> [SHORT TASK]: Exactly reproduce the entries, dropping any pictures from your copy.

> [ROWS]:

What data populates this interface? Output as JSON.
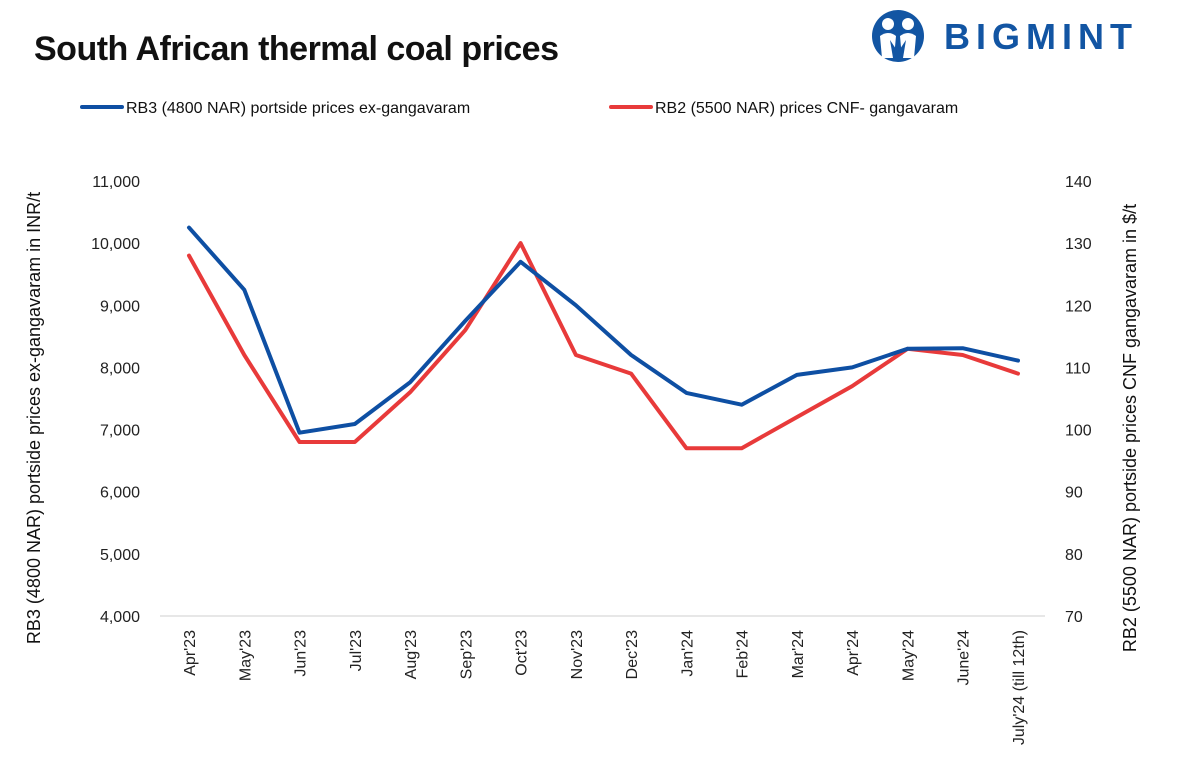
{
  "title": "South African thermal coal prices",
  "brand": {
    "name": "BIGMINT",
    "color": "#1255a3"
  },
  "chart_data": {
    "type": "line",
    "title": "South African thermal coal prices",
    "categories": [
      "Apr'23",
      "May'23",
      "Jun'23",
      "Jul'23",
      "Aug'23",
      "Sep'23",
      "Oct'23",
      "Nov'23",
      "Dec'23",
      "Jan'24",
      "Feb'24",
      "Mar'24",
      "Apr'24",
      "May'24",
      "June'24",
      "July'24 (till 12th)"
    ],
    "y_left": {
      "label": "RB3 (4800 NAR) portside prices ex-gangavaram in INR/t",
      "min": 4000,
      "max": 11000,
      "ticks": [
        "4,000",
        "5,000",
        "6,000",
        "7,000",
        "8,000",
        "9,000",
        "10,000",
        "11,000"
      ]
    },
    "y_right": {
      "label": "RB2 (5500 NAR) portside prices CNF  gangavaram in $/t",
      "min": 70,
      "max": 140,
      "ticks": [
        "70",
        "80",
        "90",
        "100",
        "110",
        "120",
        "130",
        "140"
      ]
    },
    "series": [
      {
        "name": "RB3 (4800 NAR) portside prices ex-gangavaram",
        "axis": "left",
        "color": "#0e4fa3",
        "values": [
          10250,
          9250,
          6950,
          7090,
          7760,
          8750,
          9700,
          9000,
          8200,
          7590,
          7400,
          7880,
          8000,
          8300,
          8310,
          8110
        ]
      },
      {
        "name": "RB2 (5500 NAR) prices CNF- gangavaram",
        "axis": "right",
        "color": "#e83a3a",
        "values": [
          128,
          112,
          98,
          98,
          106,
          116,
          130,
          112,
          109,
          97,
          97,
          102,
          107,
          113,
          112,
          109
        ]
      }
    ],
    "grid": false,
    "legend_position": "top"
  }
}
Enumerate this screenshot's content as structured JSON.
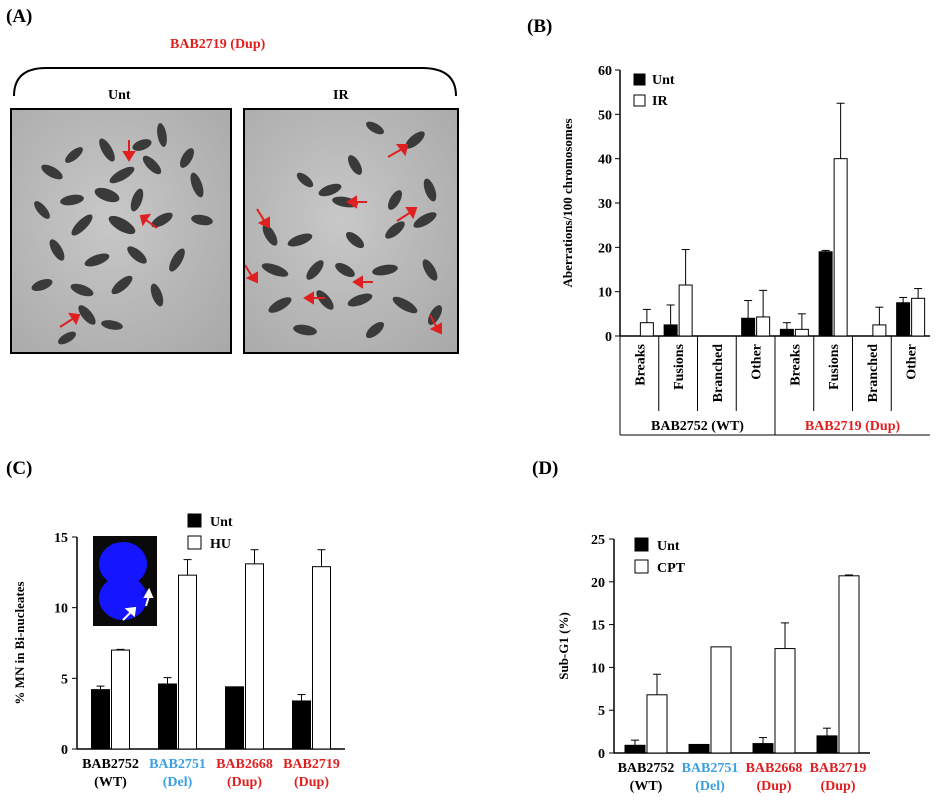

> [ANSWER TO THIS TASK]:
What data populates this interface? Output as JSON.
{
  "title": "South African thermal coal prices",
  "brand": {
    "name": "BIGMINT",
    "color": "#1255a3"
  },
  "chart_data": {
    "type": "line",
    "title": "South African thermal coal prices",
    "categories": [
      "Apr'23",
      "May'23",
      "Jun'23",
      "Jul'23",
      "Aug'23",
      "Sep'23",
      "Oct'23",
      "Nov'23",
      "Dec'23",
      "Jan'24",
      "Feb'24",
      "Mar'24",
      "Apr'24",
      "May'24",
      "June'24",
      "July'24 (till 12th)"
    ],
    "y_left": {
      "label": "RB3 (4800 NAR) portside prices ex-gangavaram in INR/t",
      "min": 4000,
      "max": 11000,
      "ticks": [
        "4,000",
        "5,000",
        "6,000",
        "7,000",
        "8,000",
        "9,000",
        "10,000",
        "11,000"
      ]
    },
    "y_right": {
      "label": "RB2 (5500 NAR) portside prices CNF  gangavaram in $/t",
      "min": 70,
      "max": 140,
      "ticks": [
        "70",
        "80",
        "90",
        "100",
        "110",
        "120",
        "130",
        "140"
      ]
    },
    "series": [
      {
        "name": "RB3 (4800 NAR) portside prices ex-gangavaram",
        "axis": "left",
        "color": "#0e4fa3",
        "values": [
          10250,
          9250,
          6950,
          7090,
          7760,
          8750,
          9700,
          9000,
          8200,
          7590,
          7400,
          7880,
          8000,
          8300,
          8310,
          8110
        ]
      },
      {
        "name": "RB2 (5500 NAR) prices CNF- gangavaram",
        "axis": "right",
        "color": "#e83a3a",
        "values": [
          128,
          112,
          98,
          98,
          106,
          116,
          130,
          112,
          109,
          97,
          97,
          102,
          107,
          113,
          112,
          109
        ]
      }
    ],
    "grid": false,
    "legend_position": "top"
  }
}
Enumerate this screenshot's content as structured JSON.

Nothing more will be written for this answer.